►
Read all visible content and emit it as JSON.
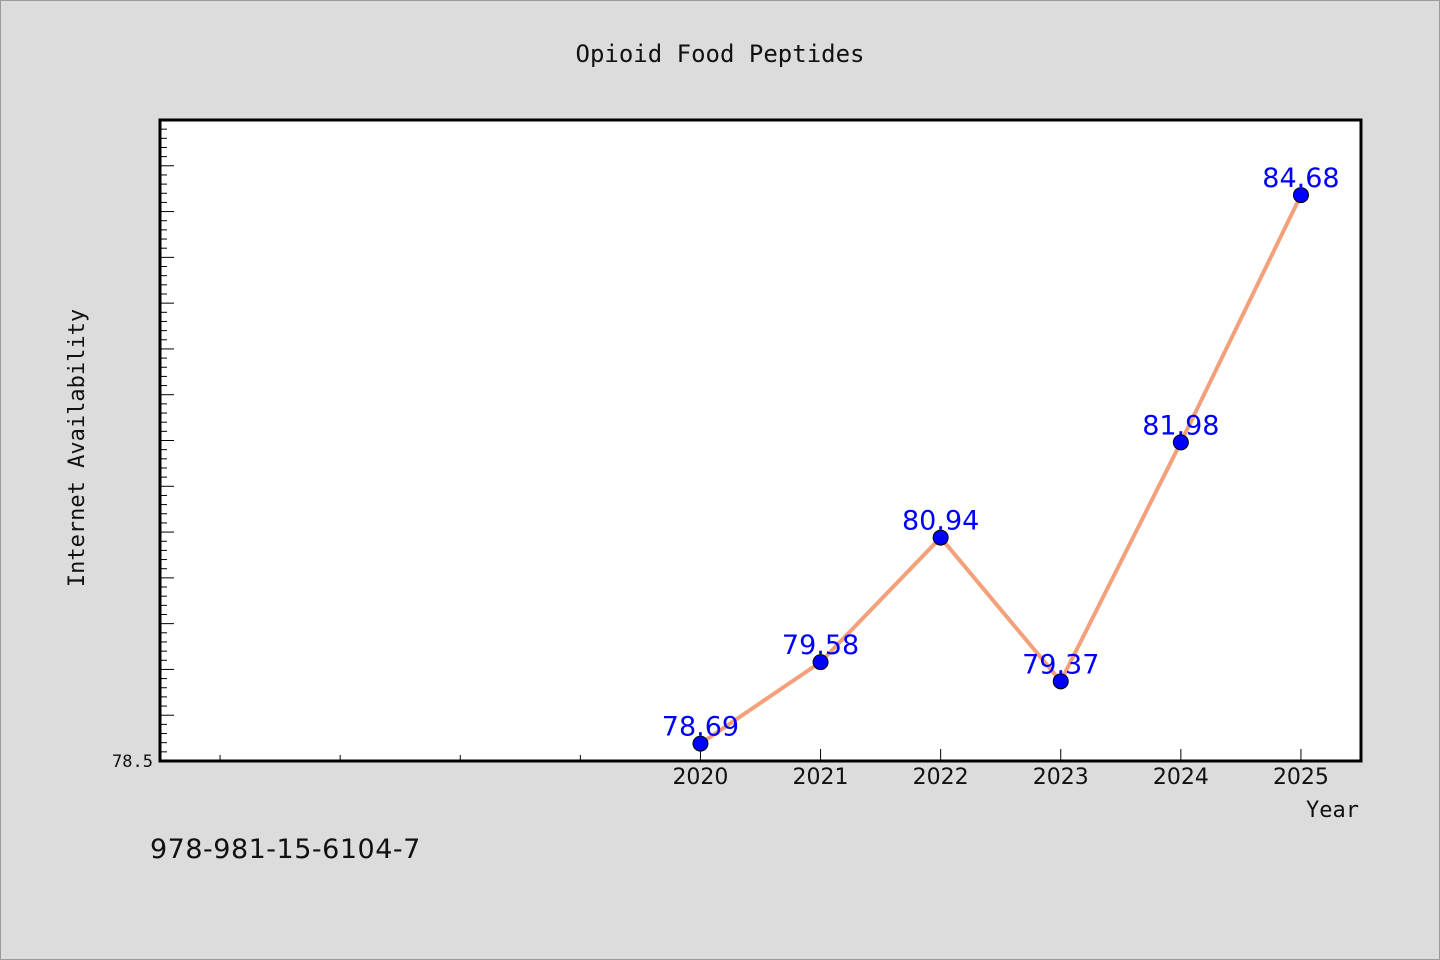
{
  "chart_data": {
    "type": "line",
    "title": "Opioid Food Peptides",
    "xlabel": "Year",
    "ylabel": "Internet Availability",
    "x": [
      2020,
      2021,
      2022,
      2023,
      2024,
      2025
    ],
    "x_ticks": [
      "2020",
      "2021",
      "2022",
      "2023",
      "2024",
      "2025"
    ],
    "values": [
      78.69,
      79.58,
      80.94,
      79.37,
      81.98,
      84.68
    ],
    "data_labels": [
      "78.69",
      "79.58",
      "80.94",
      "79.37",
      "81.98",
      "84.68"
    ],
    "y_ticks": [
      "78.5"
    ],
    "ylim": [
      78.5,
      85.5
    ],
    "xlim": [
      2015.5,
      2025.5
    ],
    "grid": false,
    "colors": {
      "line": "#f4a07a",
      "marker": "#0000ff",
      "label": "#0000ff",
      "plot_bg": "#ffffff",
      "figure_bg": "#dcdcdc"
    }
  },
  "footer": {
    "isbn": "978-981-15-6104-7"
  }
}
◄
Return each record exactly as given, excluding any image.

**Written response**
Read all visible content and emit it as JSON.
{
  "chart_data": {
    "type": "line",
    "title": "Opioid Food Peptides",
    "xlabel": "Year",
    "ylabel": "Internet Availability",
    "x": [
      2020,
      2021,
      2022,
      2023,
      2024,
      2025
    ],
    "x_ticks": [
      "2020",
      "2021",
      "2022",
      "2023",
      "2024",
      "2025"
    ],
    "values": [
      78.69,
      79.58,
      80.94,
      79.37,
      81.98,
      84.68
    ],
    "data_labels": [
      "78.69",
      "79.58",
      "80.94",
      "79.37",
      "81.98",
      "84.68"
    ],
    "y_ticks": [
      "78.5"
    ],
    "ylim": [
      78.5,
      85.5
    ],
    "xlim": [
      2015.5,
      2025.5
    ],
    "grid": false,
    "colors": {
      "line": "#f4a07a",
      "marker": "#0000ff",
      "label": "#0000ff",
      "plot_bg": "#ffffff",
      "figure_bg": "#dcdcdc"
    }
  },
  "footer": {
    "isbn": "978-981-15-6104-7"
  }
}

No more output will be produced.